╔══

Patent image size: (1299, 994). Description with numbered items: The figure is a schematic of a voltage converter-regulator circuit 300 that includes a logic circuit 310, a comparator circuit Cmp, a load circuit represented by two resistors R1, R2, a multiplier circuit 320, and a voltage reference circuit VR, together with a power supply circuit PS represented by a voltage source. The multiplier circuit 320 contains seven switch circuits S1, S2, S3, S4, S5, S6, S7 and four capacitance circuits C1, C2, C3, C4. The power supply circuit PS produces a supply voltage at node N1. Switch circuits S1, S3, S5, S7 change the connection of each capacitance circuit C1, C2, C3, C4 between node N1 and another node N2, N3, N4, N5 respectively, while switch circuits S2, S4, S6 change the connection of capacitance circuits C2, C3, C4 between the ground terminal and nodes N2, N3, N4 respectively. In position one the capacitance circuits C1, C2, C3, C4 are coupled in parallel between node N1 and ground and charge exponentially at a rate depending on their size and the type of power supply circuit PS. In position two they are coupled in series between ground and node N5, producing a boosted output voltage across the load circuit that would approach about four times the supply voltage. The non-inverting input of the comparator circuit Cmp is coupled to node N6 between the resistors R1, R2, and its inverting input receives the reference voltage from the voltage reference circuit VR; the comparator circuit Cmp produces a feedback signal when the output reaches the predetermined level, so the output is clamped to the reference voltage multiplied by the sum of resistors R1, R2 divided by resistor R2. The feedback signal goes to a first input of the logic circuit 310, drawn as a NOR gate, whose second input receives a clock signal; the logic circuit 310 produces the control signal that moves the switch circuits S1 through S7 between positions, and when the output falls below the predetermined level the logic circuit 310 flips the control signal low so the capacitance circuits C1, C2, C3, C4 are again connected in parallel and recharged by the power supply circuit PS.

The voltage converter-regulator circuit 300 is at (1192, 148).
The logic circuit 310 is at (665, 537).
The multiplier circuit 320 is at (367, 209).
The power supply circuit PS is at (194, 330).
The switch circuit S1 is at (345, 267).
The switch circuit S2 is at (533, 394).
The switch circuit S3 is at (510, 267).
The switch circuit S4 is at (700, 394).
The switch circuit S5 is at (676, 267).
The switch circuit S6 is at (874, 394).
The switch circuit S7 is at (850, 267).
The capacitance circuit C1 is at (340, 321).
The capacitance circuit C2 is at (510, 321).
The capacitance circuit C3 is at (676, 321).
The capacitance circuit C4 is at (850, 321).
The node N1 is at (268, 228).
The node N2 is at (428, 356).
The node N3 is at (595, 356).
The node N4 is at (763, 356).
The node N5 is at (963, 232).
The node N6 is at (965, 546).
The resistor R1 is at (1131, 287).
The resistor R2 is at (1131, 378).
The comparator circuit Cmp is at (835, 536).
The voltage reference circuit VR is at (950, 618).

╚══
╔══

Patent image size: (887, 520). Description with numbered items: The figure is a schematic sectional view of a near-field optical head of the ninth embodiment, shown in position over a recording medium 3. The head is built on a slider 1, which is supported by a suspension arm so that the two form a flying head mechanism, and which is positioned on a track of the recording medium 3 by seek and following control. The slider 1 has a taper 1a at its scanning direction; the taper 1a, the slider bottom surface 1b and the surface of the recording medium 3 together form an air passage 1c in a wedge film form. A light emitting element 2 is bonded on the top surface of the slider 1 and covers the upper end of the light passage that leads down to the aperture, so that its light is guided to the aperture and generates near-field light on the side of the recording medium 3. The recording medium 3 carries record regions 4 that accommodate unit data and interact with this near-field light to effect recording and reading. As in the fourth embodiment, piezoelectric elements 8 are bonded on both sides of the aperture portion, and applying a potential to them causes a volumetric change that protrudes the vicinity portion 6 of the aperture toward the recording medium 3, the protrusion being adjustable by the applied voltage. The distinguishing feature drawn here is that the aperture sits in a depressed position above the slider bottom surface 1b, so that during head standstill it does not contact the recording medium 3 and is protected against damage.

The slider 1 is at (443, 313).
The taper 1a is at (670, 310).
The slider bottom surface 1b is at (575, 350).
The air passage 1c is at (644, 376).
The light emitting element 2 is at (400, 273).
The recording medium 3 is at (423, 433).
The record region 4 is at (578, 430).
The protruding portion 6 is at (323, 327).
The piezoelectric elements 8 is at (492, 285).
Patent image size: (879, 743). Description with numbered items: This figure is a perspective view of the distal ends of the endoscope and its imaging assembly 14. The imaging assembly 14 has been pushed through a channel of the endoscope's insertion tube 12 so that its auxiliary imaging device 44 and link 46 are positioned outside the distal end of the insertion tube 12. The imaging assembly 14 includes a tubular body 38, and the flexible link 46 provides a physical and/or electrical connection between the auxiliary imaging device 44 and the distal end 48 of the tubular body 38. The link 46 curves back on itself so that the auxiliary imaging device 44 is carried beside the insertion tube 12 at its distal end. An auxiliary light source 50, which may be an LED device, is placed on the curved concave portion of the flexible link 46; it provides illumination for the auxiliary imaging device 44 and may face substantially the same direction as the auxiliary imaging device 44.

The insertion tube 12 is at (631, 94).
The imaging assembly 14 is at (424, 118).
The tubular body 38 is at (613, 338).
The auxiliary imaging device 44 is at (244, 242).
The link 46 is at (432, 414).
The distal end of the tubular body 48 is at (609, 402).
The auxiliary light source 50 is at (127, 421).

╚══

» Set problem
Format the entries from the line containing "Patent image size: (879, 743)." through the line containing "The tubular body 38 is at (613, 338).", both included, as a numbered list, leaving out any blank lines.

» Answer below
1. Patent image size: (879, 743). Description with numbered items: This figure is a perspective view of the distal ends of the endoscope and its imaging assembly 14. The imaging assembly 14 has been pushed through a channel of the endoscope's insertion tube 12 so that its auxiliary imaging device 44 and link 46 are positioned outside the distal end of the insertion tube 12. The imaging assembly 14 includes a tubular body 38, and the flexible link 46 provides a physical and/or electrical connection between the auxiliary imaging device 44 and the distal end 48 of the tubular body 38. The link 46 curves back on itself so that the auxiliary imaging device 44 is carried beside the insertion tube 12 at its distal end. An auxiliary light source 50, which may be an LED device, is placed on the curved concave portion of the flexible link 46; it provides illumination for the auxiliary imaging device 44 and may face substantially the same direction as the auxiliary imaging device 44.
2. The insertion tube 12 is at (631, 94).
3. The imaging assembly 14 is at (424, 118).
4. The tubular body 38 is at (613, 338).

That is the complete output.